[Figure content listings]
** BEGIN **
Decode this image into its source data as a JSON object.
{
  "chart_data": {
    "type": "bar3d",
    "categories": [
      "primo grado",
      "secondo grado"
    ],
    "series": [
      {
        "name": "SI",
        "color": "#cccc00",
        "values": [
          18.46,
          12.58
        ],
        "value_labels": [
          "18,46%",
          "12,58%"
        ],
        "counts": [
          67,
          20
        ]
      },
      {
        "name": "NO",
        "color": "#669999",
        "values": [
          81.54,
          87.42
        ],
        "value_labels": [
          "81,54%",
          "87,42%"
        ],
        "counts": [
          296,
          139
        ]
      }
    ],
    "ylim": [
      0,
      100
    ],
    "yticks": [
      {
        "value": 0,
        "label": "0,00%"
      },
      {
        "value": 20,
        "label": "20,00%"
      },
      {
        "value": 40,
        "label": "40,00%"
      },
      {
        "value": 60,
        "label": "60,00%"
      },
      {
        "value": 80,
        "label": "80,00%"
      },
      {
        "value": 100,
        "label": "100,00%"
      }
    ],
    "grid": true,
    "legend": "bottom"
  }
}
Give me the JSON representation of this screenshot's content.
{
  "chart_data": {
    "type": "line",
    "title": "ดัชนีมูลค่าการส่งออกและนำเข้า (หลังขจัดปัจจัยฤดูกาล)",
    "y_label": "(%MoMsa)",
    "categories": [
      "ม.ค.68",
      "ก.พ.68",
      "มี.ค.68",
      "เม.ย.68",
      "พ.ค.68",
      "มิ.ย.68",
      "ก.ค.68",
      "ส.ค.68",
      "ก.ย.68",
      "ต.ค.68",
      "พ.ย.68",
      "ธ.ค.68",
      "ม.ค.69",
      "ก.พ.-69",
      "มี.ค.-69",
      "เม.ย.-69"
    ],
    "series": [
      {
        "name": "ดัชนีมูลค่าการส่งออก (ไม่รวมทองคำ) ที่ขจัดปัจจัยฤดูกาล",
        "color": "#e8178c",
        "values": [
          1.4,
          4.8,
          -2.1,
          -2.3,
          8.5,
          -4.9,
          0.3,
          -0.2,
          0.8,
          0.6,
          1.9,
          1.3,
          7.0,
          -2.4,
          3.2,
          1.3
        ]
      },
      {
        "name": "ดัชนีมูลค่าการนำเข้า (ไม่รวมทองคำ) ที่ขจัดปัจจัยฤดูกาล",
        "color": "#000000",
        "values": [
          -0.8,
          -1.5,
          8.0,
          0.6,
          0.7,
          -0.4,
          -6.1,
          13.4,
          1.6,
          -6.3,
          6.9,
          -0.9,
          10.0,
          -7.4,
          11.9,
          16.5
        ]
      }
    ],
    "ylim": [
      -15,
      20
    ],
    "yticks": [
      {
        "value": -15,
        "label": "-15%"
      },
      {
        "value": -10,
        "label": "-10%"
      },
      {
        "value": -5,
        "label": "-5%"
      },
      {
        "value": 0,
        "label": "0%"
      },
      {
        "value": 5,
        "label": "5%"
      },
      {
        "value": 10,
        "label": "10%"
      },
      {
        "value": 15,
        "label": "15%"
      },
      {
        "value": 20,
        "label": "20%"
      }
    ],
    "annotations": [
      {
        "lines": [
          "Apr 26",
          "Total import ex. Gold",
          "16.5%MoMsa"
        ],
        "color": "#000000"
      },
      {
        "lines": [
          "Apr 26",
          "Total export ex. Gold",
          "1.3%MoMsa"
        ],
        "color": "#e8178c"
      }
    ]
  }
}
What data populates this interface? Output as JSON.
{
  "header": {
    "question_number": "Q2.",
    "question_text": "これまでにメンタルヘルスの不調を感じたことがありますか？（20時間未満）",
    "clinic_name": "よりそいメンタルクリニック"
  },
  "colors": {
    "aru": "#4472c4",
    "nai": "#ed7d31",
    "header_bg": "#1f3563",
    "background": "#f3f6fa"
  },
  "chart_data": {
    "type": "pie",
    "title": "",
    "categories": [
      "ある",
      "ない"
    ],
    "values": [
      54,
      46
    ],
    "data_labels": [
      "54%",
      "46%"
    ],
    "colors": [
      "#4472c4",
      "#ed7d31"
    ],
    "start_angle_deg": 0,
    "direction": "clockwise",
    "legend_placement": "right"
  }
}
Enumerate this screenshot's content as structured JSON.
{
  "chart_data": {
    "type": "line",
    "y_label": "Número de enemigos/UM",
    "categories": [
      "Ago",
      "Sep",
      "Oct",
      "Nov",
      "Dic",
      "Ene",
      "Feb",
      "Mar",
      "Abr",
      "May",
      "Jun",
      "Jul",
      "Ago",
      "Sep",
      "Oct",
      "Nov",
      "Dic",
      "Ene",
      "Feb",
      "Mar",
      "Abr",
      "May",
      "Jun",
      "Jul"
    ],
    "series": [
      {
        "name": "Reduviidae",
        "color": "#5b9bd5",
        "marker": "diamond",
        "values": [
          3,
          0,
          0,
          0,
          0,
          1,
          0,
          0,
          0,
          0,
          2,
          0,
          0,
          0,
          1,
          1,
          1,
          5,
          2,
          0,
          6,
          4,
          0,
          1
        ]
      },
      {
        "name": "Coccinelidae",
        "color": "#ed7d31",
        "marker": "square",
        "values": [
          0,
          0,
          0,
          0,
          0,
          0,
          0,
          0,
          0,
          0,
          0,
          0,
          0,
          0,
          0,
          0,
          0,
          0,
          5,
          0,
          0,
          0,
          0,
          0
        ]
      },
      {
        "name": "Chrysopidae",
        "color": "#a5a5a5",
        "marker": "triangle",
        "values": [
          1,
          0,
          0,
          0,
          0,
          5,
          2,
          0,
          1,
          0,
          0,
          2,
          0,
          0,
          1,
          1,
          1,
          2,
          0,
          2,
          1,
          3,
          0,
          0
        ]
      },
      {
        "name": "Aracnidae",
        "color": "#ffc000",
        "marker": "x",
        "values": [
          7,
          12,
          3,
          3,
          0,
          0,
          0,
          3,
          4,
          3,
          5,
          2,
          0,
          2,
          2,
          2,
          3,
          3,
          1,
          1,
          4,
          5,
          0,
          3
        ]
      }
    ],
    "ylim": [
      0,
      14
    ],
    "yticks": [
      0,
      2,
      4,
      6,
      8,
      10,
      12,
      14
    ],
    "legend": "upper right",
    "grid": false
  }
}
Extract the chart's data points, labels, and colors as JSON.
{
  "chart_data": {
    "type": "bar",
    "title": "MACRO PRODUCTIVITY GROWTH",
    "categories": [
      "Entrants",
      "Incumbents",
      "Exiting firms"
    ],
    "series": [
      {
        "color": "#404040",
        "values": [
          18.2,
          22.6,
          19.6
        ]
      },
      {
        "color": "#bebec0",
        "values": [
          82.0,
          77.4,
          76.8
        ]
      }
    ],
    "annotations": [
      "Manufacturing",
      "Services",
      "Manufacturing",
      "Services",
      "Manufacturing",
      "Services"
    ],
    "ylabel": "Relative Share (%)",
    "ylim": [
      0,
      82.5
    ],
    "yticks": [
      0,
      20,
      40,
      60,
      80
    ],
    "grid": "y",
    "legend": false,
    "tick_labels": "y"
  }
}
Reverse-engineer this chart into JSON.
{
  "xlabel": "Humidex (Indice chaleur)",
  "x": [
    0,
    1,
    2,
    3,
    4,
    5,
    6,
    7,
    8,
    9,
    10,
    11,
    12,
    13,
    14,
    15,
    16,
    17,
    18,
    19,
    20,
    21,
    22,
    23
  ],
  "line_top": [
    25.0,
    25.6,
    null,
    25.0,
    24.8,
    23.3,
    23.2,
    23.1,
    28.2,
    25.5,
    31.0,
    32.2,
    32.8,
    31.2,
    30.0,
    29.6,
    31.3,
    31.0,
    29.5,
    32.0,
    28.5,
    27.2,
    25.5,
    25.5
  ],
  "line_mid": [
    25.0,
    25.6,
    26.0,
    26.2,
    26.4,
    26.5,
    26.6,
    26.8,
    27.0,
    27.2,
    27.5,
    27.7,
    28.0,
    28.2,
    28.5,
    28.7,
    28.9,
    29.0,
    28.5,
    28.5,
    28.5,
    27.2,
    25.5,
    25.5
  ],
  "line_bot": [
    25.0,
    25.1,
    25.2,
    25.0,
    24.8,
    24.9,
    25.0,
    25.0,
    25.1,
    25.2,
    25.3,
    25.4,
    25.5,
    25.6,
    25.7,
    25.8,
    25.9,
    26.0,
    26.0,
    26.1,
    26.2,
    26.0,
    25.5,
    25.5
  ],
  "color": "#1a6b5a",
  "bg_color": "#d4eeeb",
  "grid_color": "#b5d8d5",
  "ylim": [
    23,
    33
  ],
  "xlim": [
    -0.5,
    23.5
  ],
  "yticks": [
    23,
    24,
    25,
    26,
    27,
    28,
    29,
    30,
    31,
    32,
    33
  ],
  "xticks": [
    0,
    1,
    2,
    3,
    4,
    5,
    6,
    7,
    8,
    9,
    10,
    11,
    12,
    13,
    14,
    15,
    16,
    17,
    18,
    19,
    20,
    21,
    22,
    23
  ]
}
** END **
List all lines above in which the string "Total" appears.

          "Total import ex. Gold",
          "Total export ex. Gold",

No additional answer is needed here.